start Data for this exercise

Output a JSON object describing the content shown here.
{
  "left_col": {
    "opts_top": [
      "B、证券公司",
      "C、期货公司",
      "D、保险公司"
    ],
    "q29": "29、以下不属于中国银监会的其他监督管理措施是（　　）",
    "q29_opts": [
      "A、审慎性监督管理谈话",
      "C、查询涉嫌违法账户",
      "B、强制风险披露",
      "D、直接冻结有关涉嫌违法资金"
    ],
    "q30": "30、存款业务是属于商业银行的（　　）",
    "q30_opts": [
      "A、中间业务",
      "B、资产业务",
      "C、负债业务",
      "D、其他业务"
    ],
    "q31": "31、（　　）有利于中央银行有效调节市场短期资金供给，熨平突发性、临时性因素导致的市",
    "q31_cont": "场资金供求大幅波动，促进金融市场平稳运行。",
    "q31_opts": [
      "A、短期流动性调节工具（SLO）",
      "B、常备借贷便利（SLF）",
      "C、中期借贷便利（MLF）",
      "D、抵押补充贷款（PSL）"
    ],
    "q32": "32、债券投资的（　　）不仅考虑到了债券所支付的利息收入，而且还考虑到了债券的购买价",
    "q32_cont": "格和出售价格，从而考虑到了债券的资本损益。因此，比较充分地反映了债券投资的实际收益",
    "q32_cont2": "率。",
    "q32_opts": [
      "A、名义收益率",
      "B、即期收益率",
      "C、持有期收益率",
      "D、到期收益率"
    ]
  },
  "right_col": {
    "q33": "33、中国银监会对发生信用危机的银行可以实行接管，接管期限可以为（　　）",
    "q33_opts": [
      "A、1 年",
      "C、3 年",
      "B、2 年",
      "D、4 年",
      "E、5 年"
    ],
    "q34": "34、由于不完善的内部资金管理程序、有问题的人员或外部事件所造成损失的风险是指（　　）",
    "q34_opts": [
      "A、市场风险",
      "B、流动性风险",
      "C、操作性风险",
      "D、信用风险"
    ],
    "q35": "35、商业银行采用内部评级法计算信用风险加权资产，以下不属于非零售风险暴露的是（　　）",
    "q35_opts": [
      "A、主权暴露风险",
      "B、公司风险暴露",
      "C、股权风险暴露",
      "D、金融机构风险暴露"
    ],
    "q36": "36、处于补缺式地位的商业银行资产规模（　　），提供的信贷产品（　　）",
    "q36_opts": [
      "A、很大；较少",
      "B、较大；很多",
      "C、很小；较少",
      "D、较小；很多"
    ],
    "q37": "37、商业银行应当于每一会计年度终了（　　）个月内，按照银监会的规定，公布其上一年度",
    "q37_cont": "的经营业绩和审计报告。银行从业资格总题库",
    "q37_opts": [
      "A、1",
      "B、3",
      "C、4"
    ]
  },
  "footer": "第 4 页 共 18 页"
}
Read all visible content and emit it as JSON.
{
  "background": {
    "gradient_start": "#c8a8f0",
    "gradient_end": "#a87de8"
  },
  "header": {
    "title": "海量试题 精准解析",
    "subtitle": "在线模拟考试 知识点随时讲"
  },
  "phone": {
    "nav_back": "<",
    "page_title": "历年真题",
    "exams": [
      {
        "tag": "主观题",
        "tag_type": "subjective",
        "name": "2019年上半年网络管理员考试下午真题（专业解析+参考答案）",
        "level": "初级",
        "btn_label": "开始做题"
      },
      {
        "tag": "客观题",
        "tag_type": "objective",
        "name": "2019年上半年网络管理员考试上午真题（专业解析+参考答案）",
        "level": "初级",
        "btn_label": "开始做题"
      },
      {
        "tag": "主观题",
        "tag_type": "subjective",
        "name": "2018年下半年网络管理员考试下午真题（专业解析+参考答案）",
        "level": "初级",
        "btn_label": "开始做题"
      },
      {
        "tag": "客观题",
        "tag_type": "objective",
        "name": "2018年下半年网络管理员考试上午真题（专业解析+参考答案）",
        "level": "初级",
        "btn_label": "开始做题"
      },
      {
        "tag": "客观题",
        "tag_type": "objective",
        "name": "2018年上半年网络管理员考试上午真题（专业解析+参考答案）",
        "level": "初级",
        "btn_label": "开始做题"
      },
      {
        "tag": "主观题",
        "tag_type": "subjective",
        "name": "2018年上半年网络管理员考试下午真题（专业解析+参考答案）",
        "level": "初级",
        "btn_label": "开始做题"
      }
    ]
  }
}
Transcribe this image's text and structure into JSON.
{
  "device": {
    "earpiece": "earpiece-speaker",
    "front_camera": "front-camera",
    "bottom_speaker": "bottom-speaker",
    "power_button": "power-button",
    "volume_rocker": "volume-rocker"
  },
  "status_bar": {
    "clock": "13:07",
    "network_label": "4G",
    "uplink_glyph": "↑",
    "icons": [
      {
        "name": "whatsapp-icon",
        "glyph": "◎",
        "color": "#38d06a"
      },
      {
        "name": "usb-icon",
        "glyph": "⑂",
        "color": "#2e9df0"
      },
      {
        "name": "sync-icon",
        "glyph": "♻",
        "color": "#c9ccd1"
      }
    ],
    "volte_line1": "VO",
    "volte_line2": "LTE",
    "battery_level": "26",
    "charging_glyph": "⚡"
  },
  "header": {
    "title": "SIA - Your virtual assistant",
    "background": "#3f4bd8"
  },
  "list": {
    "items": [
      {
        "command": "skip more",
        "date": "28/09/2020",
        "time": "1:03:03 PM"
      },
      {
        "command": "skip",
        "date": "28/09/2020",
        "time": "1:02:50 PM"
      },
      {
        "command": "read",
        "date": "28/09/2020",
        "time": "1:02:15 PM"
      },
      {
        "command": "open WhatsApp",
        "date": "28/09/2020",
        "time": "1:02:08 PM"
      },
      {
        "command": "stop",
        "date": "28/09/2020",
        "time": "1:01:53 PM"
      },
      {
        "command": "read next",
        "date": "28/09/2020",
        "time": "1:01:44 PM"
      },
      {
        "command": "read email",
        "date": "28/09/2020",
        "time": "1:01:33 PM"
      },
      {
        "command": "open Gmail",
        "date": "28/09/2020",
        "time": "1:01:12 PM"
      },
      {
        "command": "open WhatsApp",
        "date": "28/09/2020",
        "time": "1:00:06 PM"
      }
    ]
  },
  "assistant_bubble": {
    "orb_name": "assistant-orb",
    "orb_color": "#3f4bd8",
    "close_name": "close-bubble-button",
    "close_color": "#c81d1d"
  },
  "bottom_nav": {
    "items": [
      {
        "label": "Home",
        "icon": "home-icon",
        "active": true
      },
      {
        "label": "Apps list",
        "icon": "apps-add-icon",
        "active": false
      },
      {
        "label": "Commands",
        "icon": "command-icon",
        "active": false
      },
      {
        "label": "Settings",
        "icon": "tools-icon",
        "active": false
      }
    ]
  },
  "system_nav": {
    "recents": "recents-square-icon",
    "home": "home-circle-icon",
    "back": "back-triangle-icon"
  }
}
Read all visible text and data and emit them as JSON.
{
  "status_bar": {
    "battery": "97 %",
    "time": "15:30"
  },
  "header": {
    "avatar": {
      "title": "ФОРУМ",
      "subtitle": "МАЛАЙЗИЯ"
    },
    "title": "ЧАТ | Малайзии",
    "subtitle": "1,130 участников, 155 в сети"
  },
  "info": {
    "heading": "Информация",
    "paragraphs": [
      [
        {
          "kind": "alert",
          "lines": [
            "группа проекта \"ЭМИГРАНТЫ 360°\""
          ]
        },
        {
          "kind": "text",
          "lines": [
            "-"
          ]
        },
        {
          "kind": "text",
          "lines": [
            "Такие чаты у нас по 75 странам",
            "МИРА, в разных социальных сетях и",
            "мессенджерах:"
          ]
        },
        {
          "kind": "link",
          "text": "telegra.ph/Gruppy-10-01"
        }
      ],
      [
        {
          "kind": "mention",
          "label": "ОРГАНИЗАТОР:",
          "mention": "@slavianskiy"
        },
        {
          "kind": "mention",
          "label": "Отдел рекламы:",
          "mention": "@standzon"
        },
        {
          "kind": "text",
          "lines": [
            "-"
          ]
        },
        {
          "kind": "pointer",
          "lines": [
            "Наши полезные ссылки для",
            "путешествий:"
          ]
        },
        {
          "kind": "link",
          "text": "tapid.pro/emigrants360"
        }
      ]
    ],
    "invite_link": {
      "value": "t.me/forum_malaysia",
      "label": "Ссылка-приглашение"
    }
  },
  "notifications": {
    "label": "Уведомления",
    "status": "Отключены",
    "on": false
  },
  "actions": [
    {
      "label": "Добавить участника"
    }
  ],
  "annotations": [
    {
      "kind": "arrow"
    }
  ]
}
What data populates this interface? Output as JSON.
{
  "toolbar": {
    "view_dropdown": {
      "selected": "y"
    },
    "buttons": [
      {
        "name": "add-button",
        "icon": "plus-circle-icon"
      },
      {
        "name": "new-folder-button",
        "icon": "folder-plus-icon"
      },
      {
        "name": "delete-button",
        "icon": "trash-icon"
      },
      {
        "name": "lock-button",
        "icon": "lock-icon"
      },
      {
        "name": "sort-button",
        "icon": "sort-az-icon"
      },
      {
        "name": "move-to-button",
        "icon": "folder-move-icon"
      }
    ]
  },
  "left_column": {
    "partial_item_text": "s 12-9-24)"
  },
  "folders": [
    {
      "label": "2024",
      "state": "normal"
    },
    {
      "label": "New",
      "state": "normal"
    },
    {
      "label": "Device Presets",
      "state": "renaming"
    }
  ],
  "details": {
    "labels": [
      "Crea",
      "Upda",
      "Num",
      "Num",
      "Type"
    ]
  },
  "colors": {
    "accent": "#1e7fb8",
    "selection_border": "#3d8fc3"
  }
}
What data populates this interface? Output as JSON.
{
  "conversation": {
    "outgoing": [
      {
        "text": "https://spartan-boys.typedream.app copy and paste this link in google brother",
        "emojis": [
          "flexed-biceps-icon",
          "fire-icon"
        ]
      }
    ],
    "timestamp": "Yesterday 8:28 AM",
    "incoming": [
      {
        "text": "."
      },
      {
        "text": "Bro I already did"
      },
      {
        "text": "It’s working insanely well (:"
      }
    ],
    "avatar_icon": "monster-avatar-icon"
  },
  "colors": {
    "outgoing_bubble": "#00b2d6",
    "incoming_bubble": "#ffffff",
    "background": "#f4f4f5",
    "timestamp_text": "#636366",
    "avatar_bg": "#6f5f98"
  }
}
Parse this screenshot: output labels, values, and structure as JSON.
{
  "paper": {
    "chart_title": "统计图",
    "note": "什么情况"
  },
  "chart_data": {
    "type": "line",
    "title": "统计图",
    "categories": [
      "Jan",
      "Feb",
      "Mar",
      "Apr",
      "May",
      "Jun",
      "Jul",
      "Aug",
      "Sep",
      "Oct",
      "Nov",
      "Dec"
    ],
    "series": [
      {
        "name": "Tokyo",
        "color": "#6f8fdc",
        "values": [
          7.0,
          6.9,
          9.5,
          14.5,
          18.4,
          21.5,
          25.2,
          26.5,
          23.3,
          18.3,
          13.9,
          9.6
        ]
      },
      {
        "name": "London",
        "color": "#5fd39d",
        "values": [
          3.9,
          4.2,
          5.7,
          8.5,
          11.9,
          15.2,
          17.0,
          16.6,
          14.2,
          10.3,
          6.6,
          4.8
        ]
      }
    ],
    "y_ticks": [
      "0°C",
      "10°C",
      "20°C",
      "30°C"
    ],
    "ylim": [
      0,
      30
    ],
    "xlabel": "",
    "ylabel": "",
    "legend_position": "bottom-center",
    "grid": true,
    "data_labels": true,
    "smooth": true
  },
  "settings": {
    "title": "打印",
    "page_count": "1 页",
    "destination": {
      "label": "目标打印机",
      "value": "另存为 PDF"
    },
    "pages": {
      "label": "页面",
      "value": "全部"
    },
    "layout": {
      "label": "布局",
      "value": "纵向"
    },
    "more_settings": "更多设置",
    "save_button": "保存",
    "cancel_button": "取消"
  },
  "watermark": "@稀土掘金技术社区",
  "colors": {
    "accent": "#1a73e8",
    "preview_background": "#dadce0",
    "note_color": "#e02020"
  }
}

end Data for this exercise

Stated task> Collect the complete line wherever the string "emit" appears in the records.

Complete answer>
Read all visible content and emit it as JSON.
Read all visible text and data and emit them as JSON.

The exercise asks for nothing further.